## Begin Records

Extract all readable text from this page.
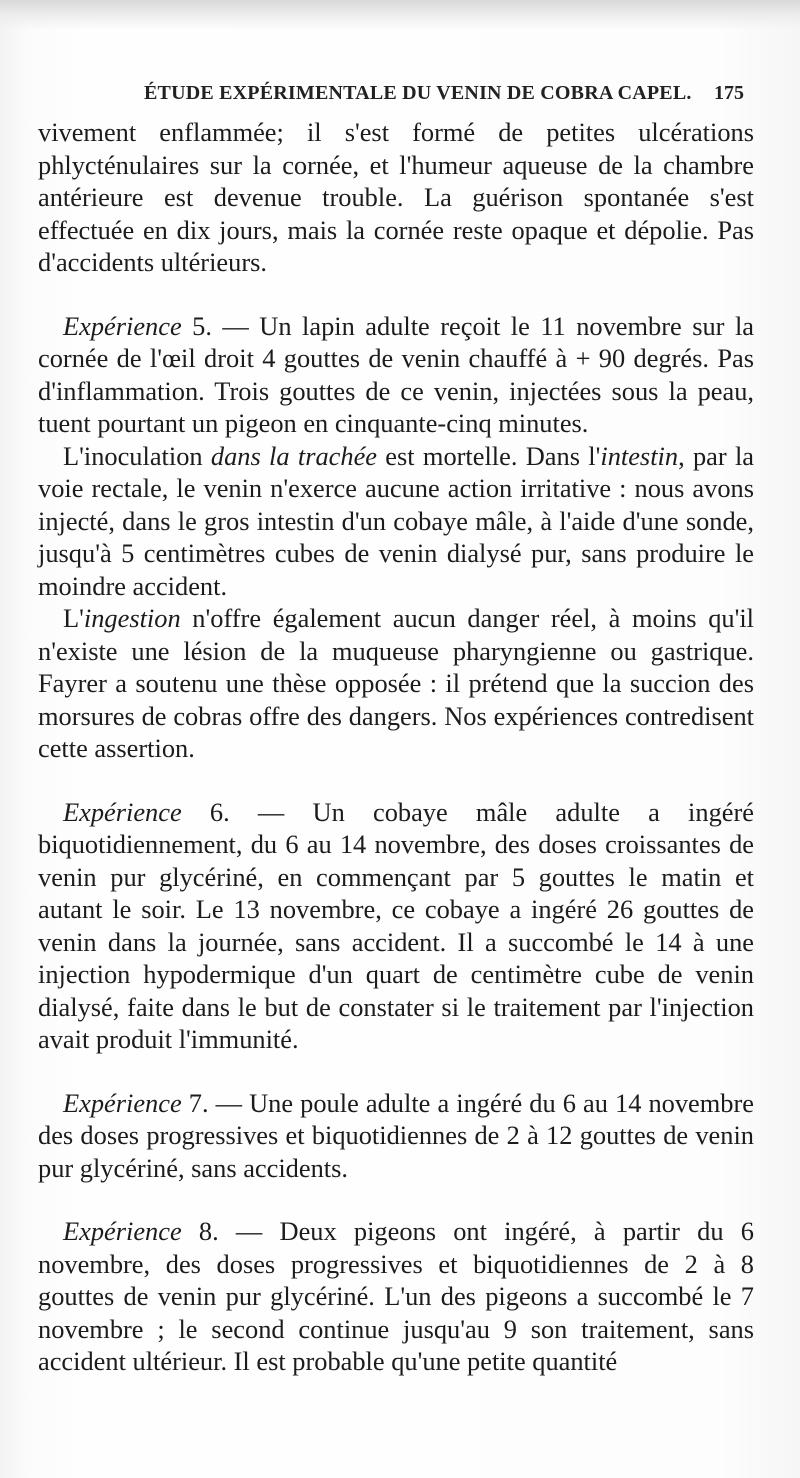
ÉTUDE EXPÉRIMENTALE DU VENIN DE COBRA CAPEL. 175

vivement enflammée; il s'est formé de petites ulcérations phlycténulaires sur la cornée, et l'humeur aqueuse de la chambre antérieure est devenue trouble. La guérison spontanée s'est effectuée en dix jours, mais la cornée reste opaque et dépolie. Pas d'accidents ultérieurs.

Expérience 5. — Un lapin adulte reçoit le 11 novembre sur la cornée de l'œil droit 4 gouttes de venin chauffé à + 90 degrés. Pas d'inflammation. Trois gouttes de ce venin, injectées sous la peau, tuent pourtant un pigeon en cinquante-cinq minutes.

L'inoculation dans la trachée est mortelle. Dans l'intestin, par la voie rectale, le venin n'exerce aucune action irritative : nous avons injecté, dans le gros intestin d'un cobaye mâle, à l'aide d'une sonde, jusqu'à 5 centimètres cubes de venin dialysé pur, sans produire le moindre accident.

L'ingestion n'offre également aucun danger réel, à moins qu'il n'existe une lésion de la muqueuse pharyngienne ou gastrique. Fayrer a soutenu une thèse opposée : il prétend que la succion des morsures de cobras offre des dangers. Nos expériences contredisent cette assertion.

Expérience 6. — Un cobaye mâle adulte a ingéré biquotidiennement, du 6 au 14 novembre, des doses croissantes de venin pur glycériné, en commençant par 5 gouttes le matin et autant le soir. Le 13 novembre, ce cobaye a ingéré 26 gouttes de venin dans la journée, sans accident. Il a succombé le 14 à une injection hypodermique d'un quart de centimètre cube de venin dialysé, faite dans le but de constater si le traitement par l'injection avait produit l'immunité.

Expérience 7. — Une poule adulte a ingéré du 6 au 14 novembre des doses progressives et biquotidiennes de 2 à 12 gouttes de venin pur glycériné, sans accidents.

Expérience 8. — Deux pigeons ont ingéré, à partir du 6 novembre, des doses progressives et biquotidiennes de 2 à 8 gouttes de venin pur glycériné. L'un des pigeons a succombé le 7 novembre ; le second continue jusqu'au 9 son traitement, sans accident ultérieur. Il est probable qu'une petite quantité
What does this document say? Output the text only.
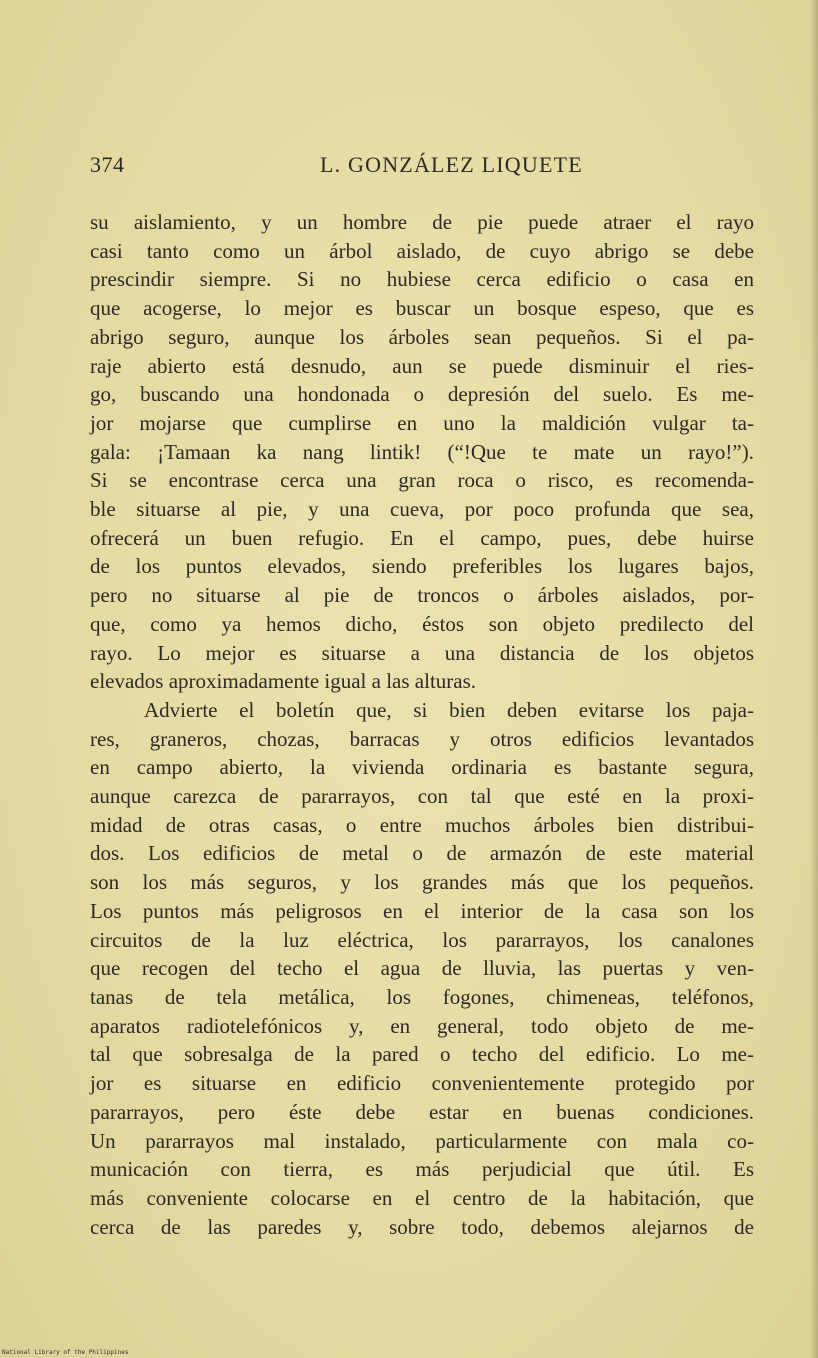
374	L. GONZÁLEZ LIQUETE
su aislamiento, y un hombre de pie puede atraer el rayo
casi tanto como un árbol aislado, de cuyo abrigo se debe
prescindir siempre. Si no hubiese cerca edificio o casa en
que acogerse, lo mejor es buscar un bosque espeso, que es
abrigo seguro, aunque los árboles sean pequeños. Si el pa-
raje abierto está desnudo, aun se puede disminuir el ries-
go, buscando una hondonada o depresión del suelo. Es me-
jor mojarse que cumplirse en uno la maldición vulgar ta-
gala: ¡Tamaan ka nang lintik! (“!Que te mate un rayo!”).
Si se encontrase cerca una gran roca o risco, es recomenda-
ble situarse al pie, y una cueva, por poco profunda que sea,
ofrecerá un buen refugio. En el campo, pues, debe huirse
de los puntos elevados, siendo preferibles los lugares bajos,
pero no situarse al pie de troncos o árboles aislados, por-
que, como ya hemos dicho, éstos son objeto predilecto del
rayo. Lo mejor es situarse a una distancia de los objetos
elevados aproximadamente igual a las alturas.
Advierte el boletín que, si bien deben evitarse los paja-
res, graneros, chozas, barracas y otros edificios levantados
en campo abierto, la vivienda ordinaria es bastante segura,
aunque carezca de pararrayos, con tal que esté en la proxi-
midad de otras casas, o entre muchos árboles bien distribui-
dos. Los edificios de metal o de armazón de este material
son los más seguros, y los grandes más que los pequeños.
Los puntos más peligrosos en el interior de la casa son los
circuitos de la luz eléctrica, los pararrayos, los canalones
que recogen del techo el agua de lluvia, las puertas y ven-
tanas de tela metálica, los fogones, chimeneas, teléfonos,
aparatos radiotelefónicos y, en general, todo objeto de me-
tal que sobresalga de la pared o techo del edificio. Lo me-
jor es situarse en edificio convenientemente protegido por
pararrayos, pero éste debe estar en buenas condiciones.
Un pararrayos mal instalado, particularmente con mala co-
municación con tierra, es más perjudicial que útil. Es
más conveniente colocarse en el centro de la habitación, que
cerca de las paredes y, sobre todo, debemos alejarnos de
National Library of the Philippines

## End Records

◆ **Task requirements**
Using the records above, output their complete text exactly, minus any images.

◆ **Response below**
Extract all readable text from this page.
ÉTUDE EXPÉRIMENTALE DU VENIN DE COBRA CAPEL. 175

vivement enflammée; il s'est formé de petites ulcérations phlycténulaires sur la cornée, et l'humeur aqueuse de la chambre antérieure est devenue trouble. La guérison spontanée s'est effectuée en dix jours, mais la cornée reste opaque et dépolie. Pas d'accidents ultérieurs.

Expérience 5. — Un lapin adulte reçoit le 11 novembre sur la cornée de l'œil droit 4 gouttes de venin chauffé à + 90 degrés. Pas d'inflammation. Trois gouttes de ce venin, injectées sous la peau, tuent pourtant un pigeon en cinquante-cinq minutes.

L'inoculation dans la trachée est mortelle. Dans l'intestin, par la voie rectale, le venin n'exerce aucune action irritative : nous avons injecté, dans le gros intestin d'un cobaye mâle, à l'aide d'une sonde, jusqu'à 5 centimètres cubes de venin dialysé pur, sans produire le moindre accident.

L'ingestion n'offre également aucun danger réel, à moins qu'il n'existe une lésion de la muqueuse pharyngienne ou gastrique. Fayrer a soutenu une thèse opposée : il prétend que la succion des morsures de cobras offre des dangers. Nos expériences contredisent cette assertion.

Expérience 6. — Un cobaye mâle adulte a ingéré biquotidiennement, du 6 au 14 novembre, des doses croissantes de venin pur glycériné, en commençant par 5 gouttes le matin et autant le soir. Le 13 novembre, ce cobaye a ingéré 26 gouttes de venin dans la journée, sans accident. Il a succombé le 14 à une injection hypodermique d'un quart de centimètre cube de venin dialysé, faite dans le but de constater si le traitement par l'injection avait produit l'immunité.

Expérience 7. — Une poule adulte a ingéré du 6 au 14 novembre des doses progressives et biquotidiennes de 2 à 12 gouttes de venin pur glycériné, sans accidents.

Expérience 8. — Deux pigeons ont ingéré, à partir du 6 novembre, des doses progressives et biquotidiennes de 2 à 8 gouttes de venin pur glycériné. L'un des pigeons a succombé le 7 novembre ; le second continue jusqu'au 9 son traitement, sans accident ultérieur. Il est probable qu'une petite quantité
What does this document say? Output the text only.
374	L. GONZÁLEZ LIQUETE
su aislamiento, y un hombre de pie puede atraer el rayo
casi tanto como un árbol aislado, de cuyo abrigo se debe
prescindir siempre. Si no hubiese cerca edificio o casa en
que acogerse, lo mejor es buscar un bosque espeso, que es
abrigo seguro, aunque los árboles sean pequeños. Si el pa-
raje abierto está desnudo, aun se puede disminuir el ries-
go, buscando una hondonada o depresión del suelo. Es me-
jor mojarse que cumplirse en uno la maldición vulgar ta-
gala: ¡Tamaan ka nang lintik! (“!Que te mate un rayo!”).
Si se encontrase cerca una gran roca o risco, es recomenda-
ble situarse al pie, y una cueva, por poco profunda que sea,
ofrecerá un buen refugio. En el campo, pues, debe huirse
de los puntos elevados, siendo preferibles los lugares bajos,
pero no situarse al pie de troncos o árboles aislados, por-
que, como ya hemos dicho, éstos son objeto predilecto del
rayo. Lo mejor es situarse a una distancia de los objetos
elevados aproximadamente igual a las alturas.
Advierte el boletín que, si bien deben evitarse los paja-
res, graneros, chozas, barracas y otros edificios levantados
en campo abierto, la vivienda ordinaria es bastante segura,
aunque carezca de pararrayos, con tal que esté en la proxi-
midad de otras casas, o entre muchos árboles bien distribui-
dos. Los edificios de metal o de armazón de este material
son los más seguros, y los grandes más que los pequeños.
Los puntos más peligrosos en el interior de la casa son los
circuitos de la luz eléctrica, los pararrayos, los canalones
que recogen del techo el agua de lluvia, las puertas y ven-
tanas de tela metálica, los fogones, chimeneas, teléfonos,
aparatos radiotelefónicos y, en general, todo objeto de me-
tal que sobresalga de la pared o techo del edificio. Lo me-
jor es situarse en edificio convenientemente protegido por
pararrayos, pero éste debe estar en buenas condiciones.
Un pararrayos mal instalado, particularmente con mala co-
municación con tierra, es más perjudicial que útil. Es
más conveniente colocarse en el centro de la habitación, que
cerca de las paredes y, sobre todo, debemos alejarnos de
National Library of the Philippines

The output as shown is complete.